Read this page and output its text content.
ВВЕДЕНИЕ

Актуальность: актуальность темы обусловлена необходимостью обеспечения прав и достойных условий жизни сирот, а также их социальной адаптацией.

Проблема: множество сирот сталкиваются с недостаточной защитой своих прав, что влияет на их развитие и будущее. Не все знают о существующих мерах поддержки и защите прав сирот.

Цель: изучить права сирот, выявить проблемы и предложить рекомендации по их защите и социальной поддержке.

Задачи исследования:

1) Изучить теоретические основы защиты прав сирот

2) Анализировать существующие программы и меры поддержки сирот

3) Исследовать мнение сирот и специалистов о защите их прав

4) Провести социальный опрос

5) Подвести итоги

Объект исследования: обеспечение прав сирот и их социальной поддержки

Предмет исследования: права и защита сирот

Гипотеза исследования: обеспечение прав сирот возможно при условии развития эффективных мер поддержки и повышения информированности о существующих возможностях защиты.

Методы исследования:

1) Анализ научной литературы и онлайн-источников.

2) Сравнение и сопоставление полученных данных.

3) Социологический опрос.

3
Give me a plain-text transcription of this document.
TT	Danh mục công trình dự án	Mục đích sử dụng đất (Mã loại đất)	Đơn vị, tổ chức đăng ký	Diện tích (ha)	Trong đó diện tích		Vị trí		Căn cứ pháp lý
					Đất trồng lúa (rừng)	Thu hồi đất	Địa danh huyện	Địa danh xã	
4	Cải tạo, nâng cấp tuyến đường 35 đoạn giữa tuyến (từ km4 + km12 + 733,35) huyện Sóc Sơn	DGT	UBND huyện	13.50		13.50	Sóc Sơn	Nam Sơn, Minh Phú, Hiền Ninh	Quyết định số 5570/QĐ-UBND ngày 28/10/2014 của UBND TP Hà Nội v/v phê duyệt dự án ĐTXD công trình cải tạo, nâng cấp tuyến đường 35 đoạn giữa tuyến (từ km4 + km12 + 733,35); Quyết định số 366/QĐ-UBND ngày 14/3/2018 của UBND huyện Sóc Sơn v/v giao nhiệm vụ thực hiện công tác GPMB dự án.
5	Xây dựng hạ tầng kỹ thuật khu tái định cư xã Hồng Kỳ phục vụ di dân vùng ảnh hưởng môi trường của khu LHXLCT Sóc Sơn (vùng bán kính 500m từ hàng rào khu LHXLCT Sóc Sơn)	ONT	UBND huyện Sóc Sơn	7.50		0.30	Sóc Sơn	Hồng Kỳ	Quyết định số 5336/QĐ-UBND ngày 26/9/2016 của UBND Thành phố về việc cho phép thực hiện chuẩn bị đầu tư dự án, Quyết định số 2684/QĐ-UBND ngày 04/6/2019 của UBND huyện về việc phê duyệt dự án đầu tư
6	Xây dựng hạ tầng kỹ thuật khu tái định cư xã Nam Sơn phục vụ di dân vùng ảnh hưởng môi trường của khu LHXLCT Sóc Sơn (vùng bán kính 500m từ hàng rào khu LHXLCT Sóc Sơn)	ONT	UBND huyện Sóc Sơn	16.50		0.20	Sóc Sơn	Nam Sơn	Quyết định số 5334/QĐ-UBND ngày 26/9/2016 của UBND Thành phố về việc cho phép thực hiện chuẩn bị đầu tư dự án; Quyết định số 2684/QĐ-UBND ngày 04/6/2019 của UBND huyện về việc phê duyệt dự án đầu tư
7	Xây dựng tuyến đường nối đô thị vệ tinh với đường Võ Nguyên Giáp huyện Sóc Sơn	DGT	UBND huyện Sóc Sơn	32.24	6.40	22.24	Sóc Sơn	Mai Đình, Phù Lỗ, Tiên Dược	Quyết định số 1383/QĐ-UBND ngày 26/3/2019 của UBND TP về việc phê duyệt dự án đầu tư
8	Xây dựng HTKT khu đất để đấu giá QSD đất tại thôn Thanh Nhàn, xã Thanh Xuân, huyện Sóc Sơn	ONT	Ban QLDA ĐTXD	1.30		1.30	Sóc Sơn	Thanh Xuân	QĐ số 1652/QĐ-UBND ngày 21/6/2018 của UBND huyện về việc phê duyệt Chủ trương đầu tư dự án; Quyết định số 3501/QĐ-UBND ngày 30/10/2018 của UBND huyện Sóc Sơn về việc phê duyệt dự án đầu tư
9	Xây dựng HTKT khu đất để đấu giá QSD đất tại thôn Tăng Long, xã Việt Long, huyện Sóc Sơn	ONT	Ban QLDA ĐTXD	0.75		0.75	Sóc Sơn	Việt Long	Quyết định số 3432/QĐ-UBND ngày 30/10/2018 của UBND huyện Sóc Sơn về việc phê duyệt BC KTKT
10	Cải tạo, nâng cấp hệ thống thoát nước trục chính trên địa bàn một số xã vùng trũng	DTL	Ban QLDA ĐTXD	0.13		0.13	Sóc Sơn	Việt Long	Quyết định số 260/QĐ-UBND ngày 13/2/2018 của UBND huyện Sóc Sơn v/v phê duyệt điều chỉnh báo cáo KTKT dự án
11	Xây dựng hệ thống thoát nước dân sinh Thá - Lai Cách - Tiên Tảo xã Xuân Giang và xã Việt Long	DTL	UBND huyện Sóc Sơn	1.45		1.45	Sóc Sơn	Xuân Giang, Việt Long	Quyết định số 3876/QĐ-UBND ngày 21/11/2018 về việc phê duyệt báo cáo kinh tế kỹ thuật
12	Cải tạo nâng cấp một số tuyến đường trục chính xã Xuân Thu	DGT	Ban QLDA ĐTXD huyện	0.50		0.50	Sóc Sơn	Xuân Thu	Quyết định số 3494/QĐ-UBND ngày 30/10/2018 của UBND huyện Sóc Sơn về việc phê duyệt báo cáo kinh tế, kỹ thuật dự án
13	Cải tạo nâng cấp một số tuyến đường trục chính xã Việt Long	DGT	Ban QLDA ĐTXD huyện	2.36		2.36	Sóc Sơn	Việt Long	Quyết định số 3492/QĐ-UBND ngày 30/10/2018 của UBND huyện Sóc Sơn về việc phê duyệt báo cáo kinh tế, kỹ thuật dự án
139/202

========================================

WHAT YOU ARE ASKED TO DO ▸
Pick out the lines above that hold the string "thống" and show them.

SOLUTION BELOW ▸
10	Cải tạo, nâng cấp hệ thống thoát nước trục chính trên địa bàn một số xã vùng trũng	DTL	Ban QLDA ĐTXD	0.13		0.13	Sóc Sơn	Việt Long	Quyết định số 260/QĐ-UBND ngày 13/2/2018 của UBND huyện Sóc Sơn v/v phê duyệt điều chỉnh báo cáo KTKT dự án
11	Xây dựng hệ thống thoát nước dân sinh Thá - Lai Cách - Tiên Tảo xã Xuân Giang và xã Việt Long	DTL	UBND huyện Sóc Sơn	1.45		1.45	Sóc Sơn	Xuân Giang, Việt Long	Quyết định số 3876/QĐ-UBND ngày 21/11/2018 về việc phê duyệt báo cáo kinh tế kỹ thuật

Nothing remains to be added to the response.